* begin *
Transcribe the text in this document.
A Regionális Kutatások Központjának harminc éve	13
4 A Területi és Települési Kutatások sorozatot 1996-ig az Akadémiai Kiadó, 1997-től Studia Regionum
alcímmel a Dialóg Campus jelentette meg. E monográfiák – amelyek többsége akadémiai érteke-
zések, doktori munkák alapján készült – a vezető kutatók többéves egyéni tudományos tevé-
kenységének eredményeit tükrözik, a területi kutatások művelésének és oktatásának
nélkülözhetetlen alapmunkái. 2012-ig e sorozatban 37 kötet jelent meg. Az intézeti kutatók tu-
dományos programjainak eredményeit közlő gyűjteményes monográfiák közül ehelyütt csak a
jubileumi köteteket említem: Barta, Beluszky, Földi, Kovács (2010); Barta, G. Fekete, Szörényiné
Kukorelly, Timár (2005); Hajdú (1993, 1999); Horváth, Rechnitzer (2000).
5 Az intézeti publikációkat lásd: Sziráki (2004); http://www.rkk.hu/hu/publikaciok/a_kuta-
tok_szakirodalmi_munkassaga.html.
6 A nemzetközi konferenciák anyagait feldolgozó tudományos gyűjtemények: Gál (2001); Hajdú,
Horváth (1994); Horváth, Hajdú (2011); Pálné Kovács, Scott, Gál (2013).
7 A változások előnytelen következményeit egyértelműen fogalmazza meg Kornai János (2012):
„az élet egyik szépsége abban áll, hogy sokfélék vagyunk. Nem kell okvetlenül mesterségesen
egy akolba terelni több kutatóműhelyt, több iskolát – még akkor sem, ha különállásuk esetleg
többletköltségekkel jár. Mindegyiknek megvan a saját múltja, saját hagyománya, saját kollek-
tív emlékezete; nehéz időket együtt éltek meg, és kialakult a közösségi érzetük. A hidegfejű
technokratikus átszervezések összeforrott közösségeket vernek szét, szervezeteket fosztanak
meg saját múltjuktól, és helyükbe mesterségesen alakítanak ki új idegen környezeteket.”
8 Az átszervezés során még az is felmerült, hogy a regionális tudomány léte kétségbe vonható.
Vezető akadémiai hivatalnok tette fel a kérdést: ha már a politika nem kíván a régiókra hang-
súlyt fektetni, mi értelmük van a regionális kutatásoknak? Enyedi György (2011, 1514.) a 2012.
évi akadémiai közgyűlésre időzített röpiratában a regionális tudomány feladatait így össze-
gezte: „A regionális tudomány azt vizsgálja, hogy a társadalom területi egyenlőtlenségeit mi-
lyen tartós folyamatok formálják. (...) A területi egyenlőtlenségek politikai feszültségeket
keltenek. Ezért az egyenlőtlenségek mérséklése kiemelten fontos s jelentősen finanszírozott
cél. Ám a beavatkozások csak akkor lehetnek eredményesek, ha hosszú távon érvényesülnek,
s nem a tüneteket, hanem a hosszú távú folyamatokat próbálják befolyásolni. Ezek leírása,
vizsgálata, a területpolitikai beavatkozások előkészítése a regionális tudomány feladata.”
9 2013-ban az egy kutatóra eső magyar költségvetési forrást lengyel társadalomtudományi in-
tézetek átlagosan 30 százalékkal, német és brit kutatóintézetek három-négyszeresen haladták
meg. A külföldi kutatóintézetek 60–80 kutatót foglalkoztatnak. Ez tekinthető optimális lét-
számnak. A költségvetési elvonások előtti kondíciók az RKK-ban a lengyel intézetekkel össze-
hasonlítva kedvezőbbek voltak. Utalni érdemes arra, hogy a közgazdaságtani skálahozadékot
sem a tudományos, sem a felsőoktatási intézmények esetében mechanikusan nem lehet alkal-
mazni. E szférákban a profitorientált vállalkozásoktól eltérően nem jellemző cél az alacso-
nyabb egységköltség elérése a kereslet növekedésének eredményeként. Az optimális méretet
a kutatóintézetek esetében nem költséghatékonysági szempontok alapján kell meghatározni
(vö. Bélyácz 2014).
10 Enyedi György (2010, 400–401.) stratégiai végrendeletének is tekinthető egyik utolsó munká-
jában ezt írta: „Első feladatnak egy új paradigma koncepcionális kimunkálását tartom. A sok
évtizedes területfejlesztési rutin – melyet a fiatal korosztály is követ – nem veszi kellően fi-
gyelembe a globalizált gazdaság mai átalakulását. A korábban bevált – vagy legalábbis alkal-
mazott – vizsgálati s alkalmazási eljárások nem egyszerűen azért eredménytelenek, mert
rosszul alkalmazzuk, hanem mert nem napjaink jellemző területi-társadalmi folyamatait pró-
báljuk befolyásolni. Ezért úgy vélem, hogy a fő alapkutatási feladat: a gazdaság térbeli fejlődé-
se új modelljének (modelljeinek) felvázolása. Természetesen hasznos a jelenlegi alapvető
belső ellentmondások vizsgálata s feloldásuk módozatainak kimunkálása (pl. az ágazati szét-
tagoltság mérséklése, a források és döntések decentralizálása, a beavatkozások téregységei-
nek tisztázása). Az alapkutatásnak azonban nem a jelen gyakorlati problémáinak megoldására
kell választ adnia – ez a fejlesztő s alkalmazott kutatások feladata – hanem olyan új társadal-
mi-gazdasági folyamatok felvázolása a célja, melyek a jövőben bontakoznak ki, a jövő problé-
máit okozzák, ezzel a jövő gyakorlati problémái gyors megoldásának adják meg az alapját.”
* end *
▶ Problem
Return the lines above exactly, keeping every word.

▶ Answer
Transcribe the text in this document.
A Regionális Kutatások Központjának harminc éve	13
4 A Területi és Települési Kutatások sorozatot 1996-ig az Akadémiai Kiadó, 1997-től Studia Regionum
alcímmel a Dialóg Campus jelentette meg. E monográfiák – amelyek többsége akadémiai érteke-
zések, doktori munkák alapján készült – a vezető kutatók többéves egyéni tudományos tevé-
kenységének eredményeit tükrözik, a területi kutatások művelésének és oktatásának
nélkülözhetetlen alapmunkái. 2012-ig e sorozatban 37 kötet jelent meg. Az intézeti kutatók tu-
dományos programjainak eredményeit közlő gyűjteményes monográfiák közül ehelyütt csak a
jubileumi köteteket említem: Barta, Beluszky, Földi, Kovács (2010); Barta, G. Fekete, Szörényiné
Kukorelly, Timár (2005); Hajdú (1993, 1999); Horváth, Rechnitzer (2000).
5 Az intézeti publikációkat lásd: Sziráki (2004); http://www.rkk.hu/hu/publikaciok/a_kuta-
tok_szakirodalmi_munkassaga.html.
6 A nemzetközi konferenciák anyagait feldolgozó tudományos gyűjtemények: Gál (2001); Hajdú,
Horváth (1994); Horváth, Hajdú (2011); Pálné Kovács, Scott, Gál (2013).
7 A változások előnytelen következményeit egyértelműen fogalmazza meg Kornai János (2012):
„az élet egyik szépsége abban áll, hogy sokfélék vagyunk. Nem kell okvetlenül mesterségesen
egy akolba terelni több kutatóműhelyt, több iskolát – még akkor sem, ha különállásuk esetleg
többletköltségekkel jár. Mindegyiknek megvan a saját múltja, saját hagyománya, saját kollek-
tív emlékezete; nehéz időket együtt éltek meg, és kialakult a közösségi érzetük. A hidegfejű
technokratikus átszervezések összeforrott közösségeket vernek szét, szervezeteket fosztanak
meg saját múltjuktól, és helyükbe mesterségesen alakítanak ki új idegen környezeteket.”
8 Az átszervezés során még az is felmerült, hogy a regionális tudomány léte kétségbe vonható.
Vezető akadémiai hivatalnok tette fel a kérdést: ha már a politika nem kíván a régiókra hang-
súlyt fektetni, mi értelmük van a regionális kutatásoknak? Enyedi György (2011, 1514.) a 2012.
évi akadémiai közgyűlésre időzített röpiratában a regionális tudomány feladatait így össze-
gezte: „A regionális tudomány azt vizsgálja, hogy a társadalom területi egyenlőtlenségeit mi-
lyen tartós folyamatok formálják. (...) A területi egyenlőtlenségek politikai feszültségeket
keltenek. Ezért az egyenlőtlenségek mérséklése kiemelten fontos s jelentősen finanszírozott
cél. Ám a beavatkozások csak akkor lehetnek eredményesek, ha hosszú távon érvényesülnek,
s nem a tüneteket, hanem a hosszú távú folyamatokat próbálják befolyásolni. Ezek leírása,
vizsgálata, a területpolitikai beavatkozások előkészítése a regionális tudomány feladata.”
9 2013-ban az egy kutatóra eső magyar költségvetési forrást lengyel társadalomtudományi in-
tézetek átlagosan 30 százalékkal, német és brit kutatóintézetek három-négyszeresen haladták
meg. A külföldi kutatóintézetek 60–80 kutatót foglalkoztatnak. Ez tekinthető optimális lét-
számnak. A költségvetési elvonások előtti kondíciók az RKK-ban a lengyel intézetekkel össze-
hasonlítva kedvezőbbek voltak. Utalni érdemes arra, hogy a közgazdaságtani skálahozadékot
sem a tudományos, sem a felsőoktatási intézmények esetében mechanikusan nem lehet alkal-
mazni. E szférákban a profitorientált vállalkozásoktól eltérően nem jellemző cél az alacso-
nyabb egységköltség elérése a kereslet növekedésének eredményeként. Az optimális méretet
a kutatóintézetek esetében nem költséghatékonysági szempontok alapján kell meghatározni
(vö. Bélyácz 2014).
10 Enyedi György (2010, 400–401.) stratégiai végrendeletének is tekinthető egyik utolsó munká-
jában ezt írta: „Első feladatnak egy új paradigma koncepcionális kimunkálását tartom. A sok
évtizedes területfejlesztési rutin – melyet a fiatal korosztály is követ – nem veszi kellően fi-
gyelembe a globalizált gazdaság mai átalakulását. A korábban bevált – vagy legalábbis alkal-
mazott – vizsgálati s alkalmazási eljárások nem egyszerűen azért eredménytelenek, mert
rosszul alkalmazzuk, hanem mert nem napjaink jellemző területi-társadalmi folyamatait pró-
báljuk befolyásolni. Ezért úgy vélem, hogy a fő alapkutatási feladat: a gazdaság térbeli fejlődé-
se új modelljének (modelljeinek) felvázolása. Természetesen hasznos a jelenlegi alapvető
belső ellentmondások vizsgálata s feloldásuk módozatainak kimunkálása (pl. az ágazati szét-
tagoltság mérséklése, a források és döntések decentralizálása, a beavatkozások téregységei-
nek tisztázása). Az alapkutatásnak azonban nem a jelen gyakorlati problémáinak megoldására
kell választ adnia – ez a fejlesztő s alkalmazott kutatások feladata – hanem olyan új társadal-
mi-gazdasági folyamatok felvázolása a célja, melyek a jövőben bontakoznak ki, a jövő problé-
máit okozzák, ezzel a jövő gyakorlati problémái gyors megoldásának adják meg az alapját.”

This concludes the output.